> [The problem]:
Please return each of the following lines unchanged, with every character kept as it is.

> [Records from a dataset]:
··········

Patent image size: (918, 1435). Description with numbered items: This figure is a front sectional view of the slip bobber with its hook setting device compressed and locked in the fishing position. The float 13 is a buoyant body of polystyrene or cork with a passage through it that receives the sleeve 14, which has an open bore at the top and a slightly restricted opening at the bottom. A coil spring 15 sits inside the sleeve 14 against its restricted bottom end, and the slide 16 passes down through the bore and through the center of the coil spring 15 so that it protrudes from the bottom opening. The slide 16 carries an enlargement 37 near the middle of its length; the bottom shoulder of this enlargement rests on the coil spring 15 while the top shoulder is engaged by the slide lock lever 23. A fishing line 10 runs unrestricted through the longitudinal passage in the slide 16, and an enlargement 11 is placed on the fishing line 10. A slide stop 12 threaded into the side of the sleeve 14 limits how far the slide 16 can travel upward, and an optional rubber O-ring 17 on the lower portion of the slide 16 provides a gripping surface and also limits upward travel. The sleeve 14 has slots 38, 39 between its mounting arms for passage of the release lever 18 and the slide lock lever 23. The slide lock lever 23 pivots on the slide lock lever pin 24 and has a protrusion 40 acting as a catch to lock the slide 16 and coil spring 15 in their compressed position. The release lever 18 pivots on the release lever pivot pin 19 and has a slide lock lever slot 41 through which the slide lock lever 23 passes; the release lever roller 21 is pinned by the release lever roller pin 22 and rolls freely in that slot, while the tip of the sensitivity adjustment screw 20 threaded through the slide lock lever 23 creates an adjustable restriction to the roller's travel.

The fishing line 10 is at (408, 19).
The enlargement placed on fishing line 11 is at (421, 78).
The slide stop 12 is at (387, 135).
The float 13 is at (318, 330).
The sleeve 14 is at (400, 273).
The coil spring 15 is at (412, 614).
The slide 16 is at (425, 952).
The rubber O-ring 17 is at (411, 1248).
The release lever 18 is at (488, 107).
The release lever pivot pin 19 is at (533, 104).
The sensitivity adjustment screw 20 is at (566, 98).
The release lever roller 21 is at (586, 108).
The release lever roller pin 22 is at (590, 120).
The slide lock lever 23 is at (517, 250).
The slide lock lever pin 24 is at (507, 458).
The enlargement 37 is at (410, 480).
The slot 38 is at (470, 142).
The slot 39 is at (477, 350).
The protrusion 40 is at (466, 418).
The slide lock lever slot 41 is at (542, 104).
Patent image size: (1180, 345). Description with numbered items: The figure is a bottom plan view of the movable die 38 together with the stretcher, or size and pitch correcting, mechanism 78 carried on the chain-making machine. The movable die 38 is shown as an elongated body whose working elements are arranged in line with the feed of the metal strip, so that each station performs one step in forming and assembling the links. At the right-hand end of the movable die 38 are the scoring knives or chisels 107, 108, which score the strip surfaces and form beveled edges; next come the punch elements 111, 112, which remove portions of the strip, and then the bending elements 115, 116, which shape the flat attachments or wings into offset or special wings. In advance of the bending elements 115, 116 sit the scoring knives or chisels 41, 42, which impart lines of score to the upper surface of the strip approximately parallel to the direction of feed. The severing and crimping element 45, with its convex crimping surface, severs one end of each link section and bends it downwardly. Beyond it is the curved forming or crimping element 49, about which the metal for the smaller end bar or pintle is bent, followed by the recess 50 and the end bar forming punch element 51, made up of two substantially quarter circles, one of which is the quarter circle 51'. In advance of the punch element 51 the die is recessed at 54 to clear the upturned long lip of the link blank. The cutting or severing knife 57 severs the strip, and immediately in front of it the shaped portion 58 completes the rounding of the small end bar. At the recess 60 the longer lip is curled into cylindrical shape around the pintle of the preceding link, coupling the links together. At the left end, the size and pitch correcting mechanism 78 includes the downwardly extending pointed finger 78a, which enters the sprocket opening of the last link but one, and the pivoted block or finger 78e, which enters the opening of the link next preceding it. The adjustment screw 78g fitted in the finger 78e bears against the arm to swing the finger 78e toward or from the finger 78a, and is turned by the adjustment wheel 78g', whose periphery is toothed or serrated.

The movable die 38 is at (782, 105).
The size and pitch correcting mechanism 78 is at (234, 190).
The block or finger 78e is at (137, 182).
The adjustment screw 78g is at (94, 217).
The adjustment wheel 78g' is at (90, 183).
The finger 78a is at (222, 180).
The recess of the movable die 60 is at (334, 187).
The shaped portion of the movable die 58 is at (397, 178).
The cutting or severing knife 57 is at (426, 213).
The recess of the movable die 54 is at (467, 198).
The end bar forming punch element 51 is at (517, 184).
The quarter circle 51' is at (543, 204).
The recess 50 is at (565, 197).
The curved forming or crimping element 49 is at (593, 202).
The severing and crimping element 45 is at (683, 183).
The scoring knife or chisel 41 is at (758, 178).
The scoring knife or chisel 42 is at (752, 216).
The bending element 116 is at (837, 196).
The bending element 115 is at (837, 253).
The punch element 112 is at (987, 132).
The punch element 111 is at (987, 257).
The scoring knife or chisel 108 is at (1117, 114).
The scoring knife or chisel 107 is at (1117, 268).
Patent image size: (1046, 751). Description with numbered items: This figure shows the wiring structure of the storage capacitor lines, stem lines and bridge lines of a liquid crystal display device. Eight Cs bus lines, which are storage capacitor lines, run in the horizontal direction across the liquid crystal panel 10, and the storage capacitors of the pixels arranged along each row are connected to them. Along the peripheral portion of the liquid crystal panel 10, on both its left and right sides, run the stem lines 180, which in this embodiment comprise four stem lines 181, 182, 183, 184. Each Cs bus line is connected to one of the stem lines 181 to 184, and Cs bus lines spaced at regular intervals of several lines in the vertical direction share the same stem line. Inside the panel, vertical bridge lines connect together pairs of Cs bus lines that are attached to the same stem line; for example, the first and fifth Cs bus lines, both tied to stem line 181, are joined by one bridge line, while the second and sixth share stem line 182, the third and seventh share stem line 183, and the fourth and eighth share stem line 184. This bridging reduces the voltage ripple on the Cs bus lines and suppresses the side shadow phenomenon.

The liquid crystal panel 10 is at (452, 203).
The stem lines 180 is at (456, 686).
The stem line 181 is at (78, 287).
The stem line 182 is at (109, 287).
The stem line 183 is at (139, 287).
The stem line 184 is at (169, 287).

··········

> [Answer to the task]:
Patent image size: (918, 1435). Description with numbered items: This figure is a front sectional view of the slip bobber with its hook setting device compressed and locked in the fishing position. The float 13 is a buoyant body of polystyrene or cork with a passage through it that receives the sleeve 14, which has an open bore at the top and a slightly restricted opening at the bottom. A coil spring 15 sits inside the sleeve 14 against its restricted bottom end, and the slide 16 passes down through the bore and through the center of the coil spring 15 so that it protrudes from the bottom opening. The slide 16 carries an enlargement 37 near the middle of its length; the bottom shoulder of this enlargement rests on the coil spring 15 while the top shoulder is engaged by the slide lock lever 23. A fishing line 10 runs unrestricted through the longitudinal passage in the slide 16, and an enlargement 11 is placed on the fishing line 10. A slide stop 12 threaded into the side of the sleeve 14 limits how far the slide 16 can travel upward, and an optional rubber O-ring 17 on the lower portion of the slide 16 provides a gripping surface and also limits upward travel. The sleeve 14 has slots 38, 39 between its mounting arms for passage of the release lever 18 and the slide lock lever 23. The slide lock lever 23 pivots on the slide lock lever pin 24 and has a protrusion 40 acting as a catch to lock the slide 16 and coil spring 15 in their compressed position. The release lever 18 pivots on the release lever pivot pin 19 and has a slide lock lever slot 41 through which the slide lock lever 23 passes; the release lever roller 21 is pinned by the release lever roller pin 22 and rolls freely in that slot, while the tip of the sensitivity adjustment screw 20 threaded through the slide lock lever 23 creates an adjustable restriction to the roller's travel.

The fishing line 10 is at (408, 19).
The enlargement placed on fishing line 11 is at (421, 78).
The slide stop 12 is at (387, 135).
The float 13 is at (318, 330).
The sleeve 14 is at (400, 273).
The coil spring 15 is at (412, 614).
The slide 16 is at (425, 952).
The rubber O-ring 17 is at (411, 1248).
The release lever 18 is at (488, 107).
The release lever pivot pin 19 is at (533, 104).
The sensitivity adjustment screw 20 is at (566, 98).
The release lever roller 21 is at (586, 108).
The release lever roller pin 22 is at (590, 120).
The slide lock lever 23 is at (517, 250).
The slide lock lever pin 24 is at (507, 458).
The enlargement 37 is at (410, 480).
The slot 38 is at (470, 142).
The slot 39 is at (477, 350).
The protrusion 40 is at (466, 418).
The slide lock lever slot 41 is at (542, 104).
Patent image size: (1180, 345). Description with numbered items: The figure is a bottom plan view of the movable die 38 together with the stretcher, or size and pitch correcting, mechanism 78 carried on the chain-making machine. The movable die 38 is shown as an elongated body whose working elements are arranged in line with the feed of the metal strip, so that each station performs one step in forming and assembling the links. At the right-hand end of the movable die 38 are the scoring knives or chisels 107, 108, which score the strip surfaces and form beveled edges; next come the punch elements 111, 112, which remove portions of the strip, and then the bending elements 115, 116, which shape the flat attachments or wings into offset or special wings. In advance of the bending elements 115, 116 sit the scoring knives or chisels 41, 42, which impart lines of score to the upper surface of the strip approximately parallel to the direction of feed. The severing and crimping element 45, with its convex crimping surface, severs one end of each link section and bends it downwardly. Beyond it is the curved forming or crimping element 49, about which the metal for the smaller end bar or pintle is bent, followed by the recess 50 and the end bar forming punch element 51, made up of two substantially quarter circles, one of which is the quarter circle 51'. In advance of the punch element 51 the die is recessed at 54 to clear the upturned long lip of the link blank. The cutting or severing knife 57 severs the strip, and immediately in front of it the shaped portion 58 completes the rounding of the small end bar. At the recess 60 the longer lip is curled into cylindrical shape around the pintle of the preceding link, coupling the links together. At the left end, the size and pitch correcting mechanism 78 includes the downwardly extending pointed finger 78a, which enters the sprocket opening of the last link but one, and the pivoted block or finger 78e, which enters the opening of the link next preceding it. The adjustment screw 78g fitted in the finger 78e bears against the arm to swing the finger 78e toward or from the finger 78a, and is turned by the adjustment wheel 78g', whose periphery is toothed or serrated.

The movable die 38 is at (782, 105).
The size and pitch correcting mechanism 78 is at (234, 190).
The block or finger 78e is at (137, 182).
The adjustment screw 78g is at (94, 217).
The adjustment wheel 78g' is at (90, 183).
The finger 78a is at (222, 180).
The recess of the movable die 60 is at (334, 187).
The shaped portion of the movable die 58 is at (397, 178).
The cutting or severing knife 57 is at (426, 213).
The recess of the movable die 54 is at (467, 198).
The end bar forming punch element 51 is at (517, 184).
The quarter circle 51' is at (543, 204).
The recess 50 is at (565, 197).
The curved forming or crimping element 49 is at (593, 202).
The severing and crimping element 45 is at (683, 183).
The scoring knife or chisel 41 is at (758, 178).
The scoring knife or chisel 42 is at (752, 216).
The bending element 116 is at (837, 196).
The bending element 115 is at (837, 253).
The punch element 112 is at (987, 132).
The punch element 111 is at (987, 257).
The scoring knife or chisel 108 is at (1117, 114).
The scoring knife or chisel 107 is at (1117, 268).
Patent image size: (1046, 751). Description with numbered items: This figure shows the wiring structure of the storage capacitor lines, stem lines and bridge lines of a liquid crystal display device. Eight Cs bus lines, which are storage capacitor lines, run in the horizontal direction across the liquid crystal panel 10, and the storage capacitors of the pixels arranged along each row are connected to them. Along the peripheral portion of the liquid crystal panel 10, on both its left and right sides, run the stem lines 180, which in this embodiment comprise four stem lines 181, 182, 183, 184. Each Cs bus line is connected to one of the stem lines 181 to 184, and Cs bus lines spaced at regular intervals of several lines in the vertical direction share the same stem line. Inside the panel, vertical bridge lines connect together pairs of Cs bus lines that are attached to the same stem line; for example, the first and fifth Cs bus lines, both tied to stem line 181, are joined by one bridge line, while the second and sixth share stem line 182, the third and seventh share stem line 183, and the fourth and eighth share stem line 184. This bridging reduces the voltage ripple on the Cs bus lines and suppresses the side shadow phenomenon.

The liquid crystal panel 10 is at (452, 203).
The stem lines 180 is at (456, 686).
The stem line 181 is at (78, 287).
The stem line 182 is at (109, 287).
The stem line 183 is at (139, 287).
The stem line 184 is at (169, 287).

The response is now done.